╭─ GIVEN DATA
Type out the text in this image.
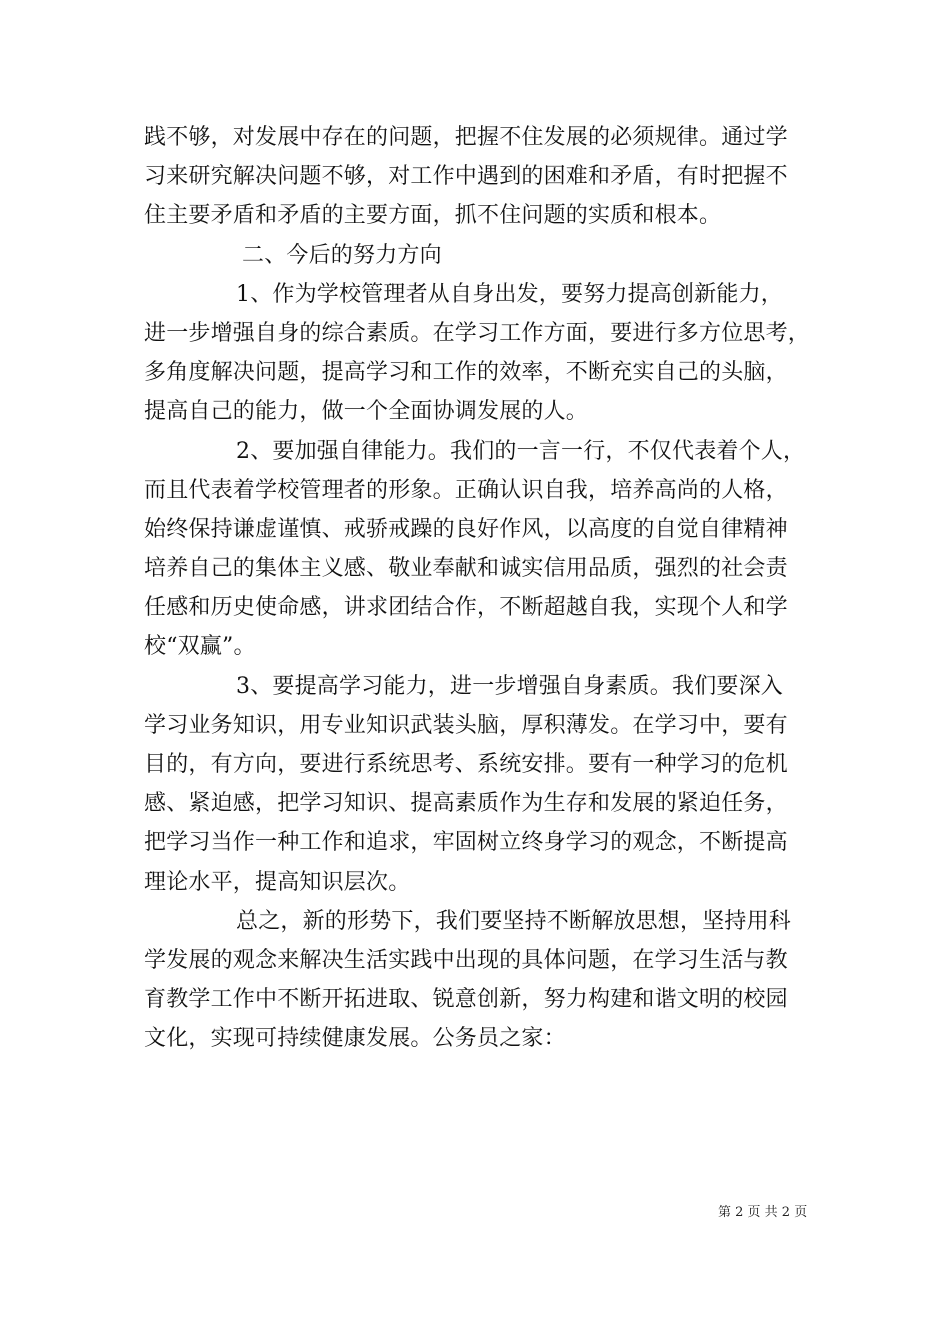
践不够，对发展中存在的问题，把握不住发展的必须规律。通过学
习来研究解决问题不够，对工作中遇到的困难和矛盾，有时把握不
住主要矛盾和矛盾的主要方面，抓不住问题的实质和根本。
二、今后的努力方向
1、作为学校管理者从自身出发，要努力提高创新能力，
进一步增强自身的综合素质。在学习工作方面，要进行多方位思考，
多角度解决问题，提高学习和工作的效率，不断充实自己的头脑，
提高自己的能力，做一个全面协调发展的人。
2、要加强自律能力。我们的一言一行，不仅代表着个人，
而且代表着学校管理者的形象。正确认识自我，培养高尚的人格，
始终保持谦虚谨慎、戒骄戒躁的良好作风，以高度的自觉自律精神
培养自己的集体主义感、敬业奉献和诚实信用品质，强烈的社会责
任感和历史使命感，讲求团结合作，不断超越自我，实现个人和学
校“双赢”。
3、要提高学习能力，进一步增强自身素质。我们要深入
学习业务知识，用专业知识武装头脑，厚积薄发。在学习中，要有
目的，有方向，要进行系统思考、系统安排。要有一种学习的危机
感、紧迫感，把学习知识、提高素质作为生存和发展的紧迫任务，
把学习当作一种工作和追求，牢固树立终身学习的观念，不断提高
理论水平，提高知识层次。
总之，新的形势下，我们要坚持不断解放思想，坚持用科
学发展的观念来解决生活实践中出现的具体问题，在学习生活与教
育教学工作中不断开拓进取、锐意创新，努力构建和谐文明的校园
文化，实现可持续健康发展。公务员之家：
第 2 页 共 2 页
╰─
Exclude the pictures, and transcribe all of the material exactly.

## SOLVED EXERCISE
Type out the text in this image.
践不够，对发展中存在的问题，把握不住发展的必须规律。通过学
习来研究解决问题不够，对工作中遇到的困难和矛盾，有时把握不
住主要矛盾和矛盾的主要方面，抓不住问题的实质和根本。
二、今后的努力方向
1、作为学校管理者从自身出发，要努力提高创新能力，
进一步增强自身的综合素质。在学习工作方面，要进行多方位思考，
多角度解决问题，提高学习和工作的效率，不断充实自己的头脑，
提高自己的能力，做一个全面协调发展的人。
2、要加强自律能力。我们的一言一行，不仅代表着个人，
而且代表着学校管理者的形象。正确认识自我，培养高尚的人格，
始终保持谦虚谨慎、戒骄戒躁的良好作风，以高度的自觉自律精神
培养自己的集体主义感、敬业奉献和诚实信用品质，强烈的社会责
任感和历史使命感，讲求团结合作，不断超越自我，实现个人和学
校“双赢”。
3、要提高学习能力，进一步增强自身素质。我们要深入
学习业务知识，用专业知识武装头脑，厚积薄发。在学习中，要有
目的，有方向，要进行系统思考、系统安排。要有一种学习的危机
感、紧迫感，把学习知识、提高素质作为生存和发展的紧迫任务，
把学习当作一种工作和追求，牢固树立终身学习的观念，不断提高
理论水平，提高知识层次。
总之，新的形势下，我们要坚持不断解放思想，坚持用科
学发展的观念来解决生活实践中出现的具体问题，在学习生活与教
育教学工作中不断开拓进取、锐意创新，努力构建和谐文明的校园
文化，实现可持续健康发展。公务员之家：
第 2 页 共 2 页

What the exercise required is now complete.